* [WHAT IS BEING ASKED]
Type out all the records word for word. Any pictures are to be left out.

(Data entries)
══════════

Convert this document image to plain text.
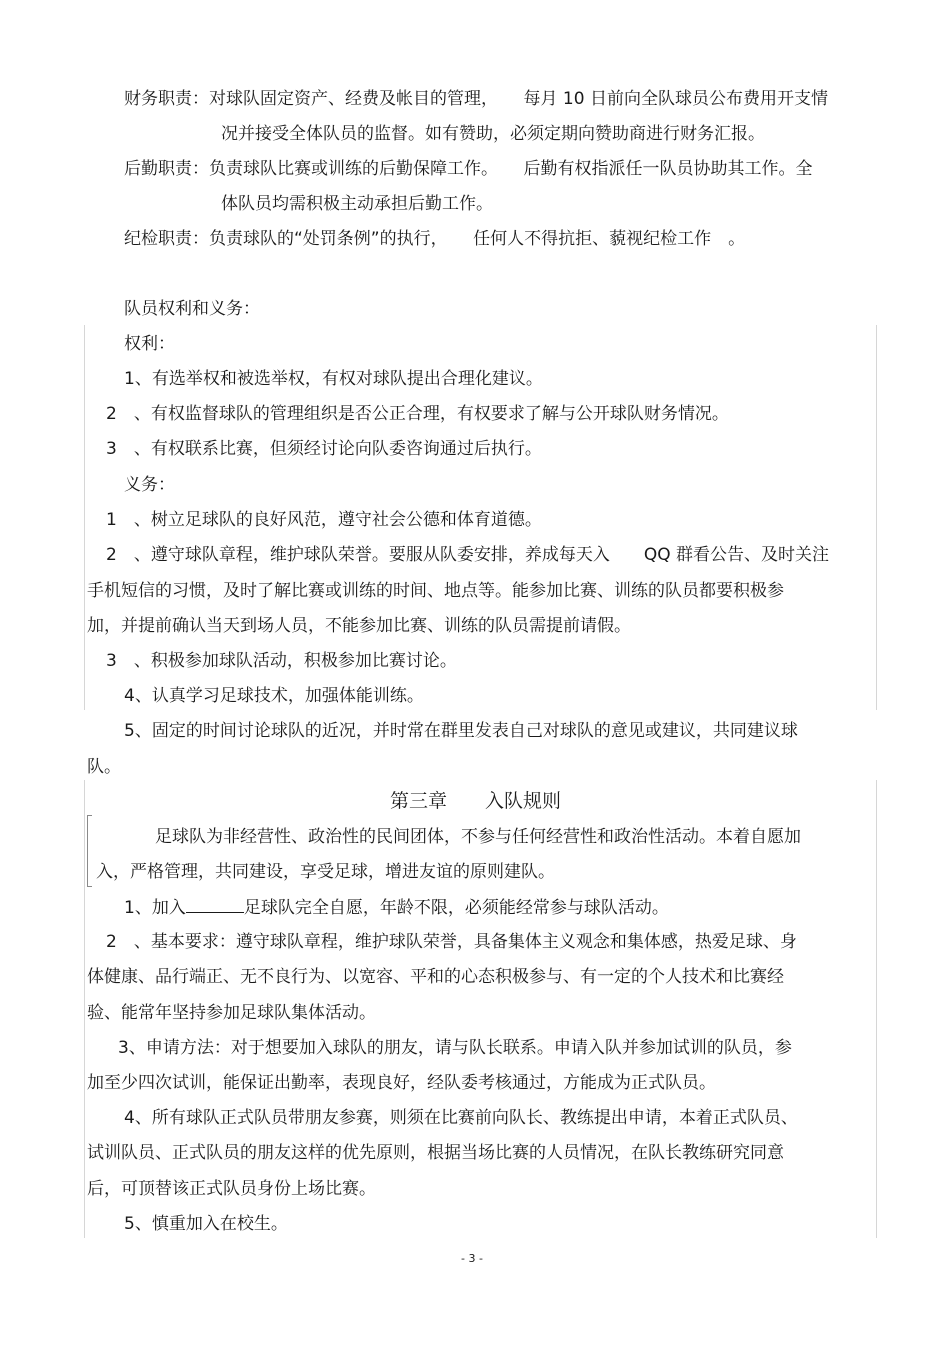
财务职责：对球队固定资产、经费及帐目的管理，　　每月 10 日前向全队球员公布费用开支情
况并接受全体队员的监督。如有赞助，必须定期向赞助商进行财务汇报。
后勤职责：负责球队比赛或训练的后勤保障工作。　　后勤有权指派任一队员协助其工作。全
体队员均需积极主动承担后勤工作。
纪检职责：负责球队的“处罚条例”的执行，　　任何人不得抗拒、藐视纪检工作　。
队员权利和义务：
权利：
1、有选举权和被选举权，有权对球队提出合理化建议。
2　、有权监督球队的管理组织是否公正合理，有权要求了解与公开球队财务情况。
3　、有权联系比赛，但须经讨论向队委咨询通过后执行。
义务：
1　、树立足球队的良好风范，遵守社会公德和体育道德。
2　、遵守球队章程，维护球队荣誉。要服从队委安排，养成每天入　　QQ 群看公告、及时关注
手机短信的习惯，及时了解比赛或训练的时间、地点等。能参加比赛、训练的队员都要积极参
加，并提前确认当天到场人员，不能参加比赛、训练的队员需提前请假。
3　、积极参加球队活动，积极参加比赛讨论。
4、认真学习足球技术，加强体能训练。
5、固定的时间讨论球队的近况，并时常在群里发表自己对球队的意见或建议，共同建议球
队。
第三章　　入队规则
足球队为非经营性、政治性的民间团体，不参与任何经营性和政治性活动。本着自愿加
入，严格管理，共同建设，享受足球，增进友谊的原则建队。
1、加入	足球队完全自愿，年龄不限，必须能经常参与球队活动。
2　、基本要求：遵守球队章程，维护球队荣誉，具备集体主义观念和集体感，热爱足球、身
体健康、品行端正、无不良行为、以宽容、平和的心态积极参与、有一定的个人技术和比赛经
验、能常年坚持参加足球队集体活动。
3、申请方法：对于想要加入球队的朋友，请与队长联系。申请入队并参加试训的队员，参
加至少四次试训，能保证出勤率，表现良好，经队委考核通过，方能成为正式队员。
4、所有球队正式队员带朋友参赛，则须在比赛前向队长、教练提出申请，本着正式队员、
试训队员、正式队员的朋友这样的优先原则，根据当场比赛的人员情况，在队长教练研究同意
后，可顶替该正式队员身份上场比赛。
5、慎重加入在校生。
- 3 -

══════════

* [EXERCISE ANSWER]
Convert this document image to plain text.
财务职责：对球队固定资产、经费及帐目的管理，　　每月 10 日前向全队球员公布费用开支情
况并接受全体队员的监督。如有赞助，必须定期向赞助商进行财务汇报。
后勤职责：负责球队比赛或训练的后勤保障工作。　　后勤有权指派任一队员协助其工作。全
体队员均需积极主动承担后勤工作。
纪检职责：负责球队的“处罚条例”的执行，　　任何人不得抗拒、藐视纪检工作　。
队员权利和义务：
权利：
1、有选举权和被选举权，有权对球队提出合理化建议。
2　、有权监督球队的管理组织是否公正合理，有权要求了解与公开球队财务情况。
3　、有权联系比赛，但须经讨论向队委咨询通过后执行。
义务：
1　、树立足球队的良好风范，遵守社会公德和体育道德。
2　、遵守球队章程，维护球队荣誉。要服从队委安排，养成每天入　　QQ 群看公告、及时关注
手机短信的习惯，及时了解比赛或训练的时间、地点等。能参加比赛、训练的队员都要积极参
加，并提前确认当天到场人员，不能参加比赛、训练的队员需提前请假。
3　、积极参加球队活动，积极参加比赛讨论。
4、认真学习足球技术，加强体能训练。
5、固定的时间讨论球队的近况，并时常在群里发表自己对球队的意见或建议，共同建议球
队。
第三章　　入队规则
足球队为非经营性、政治性的民间团体，不参与任何经营性和政治性活动。本着自愿加
入，严格管理，共同建设，享受足球，增进友谊的原则建队。
1、加入	足球队完全自愿，年龄不限，必须能经常参与球队活动。
2　、基本要求：遵守球队章程，维护球队荣誉，具备集体主义观念和集体感，热爱足球、身
体健康、品行端正、无不良行为、以宽容、平和的心态积极参与、有一定的个人技术和比赛经
验、能常年坚持参加足球队集体活动。
3、申请方法：对于想要加入球队的朋友，请与队长联系。申请入队并参加试训的队员，参
加至少四次试训，能保证出勤率，表现良好，经队委考核通过，方能成为正式队员。
4、所有球队正式队员带朋友参赛，则须在比赛前向队长、教练提出申请，本着正式队员、
试训队员、正式队员的朋友这样的优先原则，根据当场比赛的人员情况，在队长教练研究同意
后，可顶替该正式队员身份上场比赛。
5、慎重加入在校生。
- 3 -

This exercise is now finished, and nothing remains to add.